Start Information shown

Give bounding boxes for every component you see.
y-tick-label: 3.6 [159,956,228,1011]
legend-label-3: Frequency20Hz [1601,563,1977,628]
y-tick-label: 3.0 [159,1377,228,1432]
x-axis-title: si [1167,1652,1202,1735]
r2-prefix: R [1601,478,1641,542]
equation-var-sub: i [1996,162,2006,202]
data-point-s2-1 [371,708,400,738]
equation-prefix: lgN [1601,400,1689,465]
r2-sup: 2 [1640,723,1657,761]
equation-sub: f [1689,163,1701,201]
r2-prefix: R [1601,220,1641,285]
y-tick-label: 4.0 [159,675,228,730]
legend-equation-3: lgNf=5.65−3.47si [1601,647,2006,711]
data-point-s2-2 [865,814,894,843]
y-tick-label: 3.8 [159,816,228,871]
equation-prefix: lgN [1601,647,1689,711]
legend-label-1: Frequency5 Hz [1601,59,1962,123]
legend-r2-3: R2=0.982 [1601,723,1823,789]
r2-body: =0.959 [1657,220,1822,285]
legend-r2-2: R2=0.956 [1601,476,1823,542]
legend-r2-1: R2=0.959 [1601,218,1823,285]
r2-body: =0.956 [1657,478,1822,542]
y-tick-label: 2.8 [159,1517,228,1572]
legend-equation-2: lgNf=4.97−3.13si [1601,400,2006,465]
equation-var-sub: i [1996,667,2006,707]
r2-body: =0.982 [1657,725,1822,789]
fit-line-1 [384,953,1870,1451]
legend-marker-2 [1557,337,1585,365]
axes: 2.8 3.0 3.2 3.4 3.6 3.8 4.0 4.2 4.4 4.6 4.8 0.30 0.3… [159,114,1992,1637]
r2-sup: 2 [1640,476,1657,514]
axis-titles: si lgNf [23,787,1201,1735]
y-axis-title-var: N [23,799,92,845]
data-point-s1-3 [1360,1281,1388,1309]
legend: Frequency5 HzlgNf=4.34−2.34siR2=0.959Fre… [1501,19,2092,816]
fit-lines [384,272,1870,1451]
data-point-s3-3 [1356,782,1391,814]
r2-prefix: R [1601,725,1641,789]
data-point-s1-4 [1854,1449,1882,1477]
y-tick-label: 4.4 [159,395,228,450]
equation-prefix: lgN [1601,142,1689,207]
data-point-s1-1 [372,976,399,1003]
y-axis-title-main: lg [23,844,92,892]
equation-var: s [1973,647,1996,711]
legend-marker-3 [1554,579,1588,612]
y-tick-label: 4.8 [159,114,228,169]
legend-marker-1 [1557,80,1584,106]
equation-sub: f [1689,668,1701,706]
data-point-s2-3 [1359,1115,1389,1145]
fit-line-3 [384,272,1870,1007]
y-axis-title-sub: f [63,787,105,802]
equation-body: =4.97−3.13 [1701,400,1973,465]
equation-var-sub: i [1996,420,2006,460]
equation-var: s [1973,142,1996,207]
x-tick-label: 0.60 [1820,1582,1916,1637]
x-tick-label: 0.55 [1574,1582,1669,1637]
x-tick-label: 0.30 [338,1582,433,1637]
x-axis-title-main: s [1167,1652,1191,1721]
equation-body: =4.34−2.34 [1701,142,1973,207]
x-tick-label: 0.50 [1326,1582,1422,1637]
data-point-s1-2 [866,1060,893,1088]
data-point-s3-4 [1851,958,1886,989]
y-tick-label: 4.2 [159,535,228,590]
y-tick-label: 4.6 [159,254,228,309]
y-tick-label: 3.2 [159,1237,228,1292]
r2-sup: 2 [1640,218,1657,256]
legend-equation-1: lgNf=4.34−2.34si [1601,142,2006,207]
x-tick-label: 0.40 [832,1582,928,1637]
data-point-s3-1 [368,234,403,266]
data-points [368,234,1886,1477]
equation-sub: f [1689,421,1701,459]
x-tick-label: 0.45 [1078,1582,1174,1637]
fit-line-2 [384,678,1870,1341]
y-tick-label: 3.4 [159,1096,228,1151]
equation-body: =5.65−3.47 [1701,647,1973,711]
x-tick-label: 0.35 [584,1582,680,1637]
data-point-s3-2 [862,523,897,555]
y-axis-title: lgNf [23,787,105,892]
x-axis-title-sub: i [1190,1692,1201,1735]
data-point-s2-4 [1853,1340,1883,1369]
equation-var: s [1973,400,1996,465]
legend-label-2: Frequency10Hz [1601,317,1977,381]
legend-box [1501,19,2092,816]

End Information shown

**Written request**: Can you reproduce all of the rows above verbatim, in their original order?

**Solution**:
Give bounding boxes for every component you see.
y-tick-label: 3.6 [159,956,228,1011]
legend-label-3: Frequency20Hz [1601,563,1977,628]
y-tick-label: 3.0 [159,1377,228,1432]
x-axis-title: si [1167,1652,1202,1735]
r2-prefix: R [1601,478,1641,542]
equation-var-sub: i [1996,162,2006,202]
data-point-s2-1 [371,708,400,738]
equation-prefix: lgN [1601,400,1689,465]
r2-sup: 2 [1640,723,1657,761]
equation-sub: f [1689,163,1701,201]
r2-prefix: R [1601,220,1641,285]
y-tick-label: 4.0 [159,675,228,730]
legend-equation-3: lgNf=5.65−3.47si [1601,647,2006,711]
data-point-s2-2 [865,814,894,843]
y-tick-label: 3.8 [159,816,228,871]
equation-prefix: lgN [1601,647,1689,711]
legend-label-1: Frequency5 Hz [1601,59,1962,123]
legend-r2-3: R2=0.982 [1601,723,1823,789]
r2-body: =0.959 [1657,220,1822,285]
legend-r2-2: R2=0.956 [1601,476,1823,542]
legend-r2-1: R2=0.959 [1601,218,1823,285]
r2-body: =0.956 [1657,478,1822,542]
y-tick-label: 2.8 [159,1517,228,1572]
legend-equation-2: lgNf=4.97−3.13si [1601,400,2006,465]
equation-var-sub: i [1996,667,2006,707]
r2-body: =0.982 [1657,725,1822,789]
fit-line-1 [384,953,1870,1451]
legend-marker-2 [1557,337,1585,365]
axes: 2.8 3.0 3.2 3.4 3.6 3.8 4.0 4.2 4.4 4.6 4.8 0.30 0.3… [159,114,1992,1637]
r2-sup: 2 [1640,476,1657,514]
axis-titles: si lgNf [23,787,1201,1735]
y-axis-title-var: N [23,799,92,845]
data-point-s1-3 [1360,1281,1388,1309]
legend: Frequency5 HzlgNf=4.34−2.34siR2=0.959Fre… [1501,19,2092,816]
fit-lines [384,272,1870,1451]
data-point-s3-3 [1356,782,1391,814]
r2-prefix: R [1601,725,1641,789]
data-point-s1-4 [1854,1449,1882,1477]
y-tick-label: 4.4 [159,395,228,450]
equation-prefix: lgN [1601,142,1689,207]
data-point-s1-1 [372,976,399,1003]
y-axis-title-main: lg [23,844,92,892]
equation-var: s [1973,647,1996,711]
legend-marker-3 [1554,579,1588,612]
y-tick-label: 4.8 [159,114,228,169]
legend-marker-1 [1557,80,1584,106]
equation-sub: f [1689,668,1701,706]
data-point-s2-3 [1359,1115,1389,1145]
fit-line-3 [384,272,1870,1007]
y-axis-title-sub: f [63,787,105,802]
equation-body: =4.97−3.13 [1701,400,1973,465]
equation-var-sub: i [1996,420,2006,460]
equation-var: s [1973,142,1996,207]
x-tick-label: 0.60 [1820,1582,1916,1637]
x-tick-label: 0.55 [1574,1582,1669,1637]
x-tick-label: 0.30 [338,1582,433,1637]
x-axis-title-main: s [1167,1652,1191,1721]
equation-body: =4.34−2.34 [1701,142,1973,207]
x-tick-label: 0.50 [1326,1582,1422,1637]
data-point-s1-2 [866,1060,893,1088]
data-point-s3-4 [1851,958,1886,989]
y-tick-label: 4.2 [159,535,228,590]
y-tick-label: 4.6 [159,254,228,309]
y-tick-label: 3.2 [159,1237,228,1292]
r2-sup: 2 [1640,218,1657,256]
legend-equation-1: lgNf=4.34−2.34si [1601,142,2006,207]
x-tick-label: 0.40 [832,1582,928,1637]
data-point-s3-1 [368,234,403,266]
data-points [368,234,1886,1477]
equation-sub: f [1689,421,1701,459]
x-tick-label: 0.45 [1078,1582,1174,1637]
fit-line-2 [384,678,1870,1341]
y-tick-label: 3.4 [159,1096,228,1151]
equation-body: =5.65−3.47 [1701,647,1973,711]
x-tick-label: 0.35 [584,1582,680,1637]
data-point-s3-2 [862,523,897,555]
y-axis-title: lgNf [23,787,105,892]
x-axis-title-sub: i [1190,1692,1201,1735]
data-point-s2-4 [1853,1340,1883,1369]
equation-var: s [1973,400,1996,465]
legend-label-2: Frequency10Hz [1601,317,1977,381]
legend-box [1501,19,2092,816]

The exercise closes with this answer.